Your task: Return the complete listing that follows, with each line reproduced exactly.

Material supplied:
---+---

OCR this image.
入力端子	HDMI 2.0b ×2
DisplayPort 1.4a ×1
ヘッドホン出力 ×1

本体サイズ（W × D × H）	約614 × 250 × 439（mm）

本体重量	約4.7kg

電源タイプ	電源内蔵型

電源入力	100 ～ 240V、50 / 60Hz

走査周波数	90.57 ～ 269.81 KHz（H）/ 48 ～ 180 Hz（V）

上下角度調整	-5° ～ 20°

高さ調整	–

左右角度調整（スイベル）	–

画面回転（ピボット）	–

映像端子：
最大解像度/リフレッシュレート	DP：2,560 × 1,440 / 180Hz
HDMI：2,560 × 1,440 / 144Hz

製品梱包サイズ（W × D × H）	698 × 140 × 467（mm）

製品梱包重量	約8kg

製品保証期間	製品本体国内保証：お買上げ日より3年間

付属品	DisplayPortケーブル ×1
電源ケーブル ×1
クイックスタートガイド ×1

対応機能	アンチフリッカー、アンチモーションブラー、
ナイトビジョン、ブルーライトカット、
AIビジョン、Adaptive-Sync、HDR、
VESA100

---+---

The completed task:
OCR this image.
入力端子	HDMI 2.0b ×2
DisplayPort 1.4a ×1
ヘッドホン出力 ×1

本体サイズ（W × D × H）	約614 × 250 × 439（mm）

本体重量	約4.7kg

電源タイプ	電源内蔵型

電源入力	100 ～ 240V、50 / 60Hz

走査周波数	90.57 ～ 269.81 KHz（H）/ 48 ～ 180 Hz（V）

上下角度調整	-5° ～ 20°

高さ調整	–

左右角度調整（スイベル）	–

画面回転（ピボット）	–

映像端子：
最大解像度/リフレッシュレート	DP：2,560 × 1,440 / 180Hz
HDMI：2,560 × 1,440 / 144Hz

製品梱包サイズ（W × D × H）	698 × 140 × 467（mm）

製品梱包重量	約8kg

製品保証期間	製品本体国内保証：お買上げ日より3年間

付属品	DisplayPortケーブル ×1
電源ケーブル ×1
クイックスタートガイド ×1

対応機能	アンチフリッカー、アンチモーションブラー、
ナイトビジョン、ブルーライトカット、
AIビジョン、Adaptive-Sync、HDR、
VESA100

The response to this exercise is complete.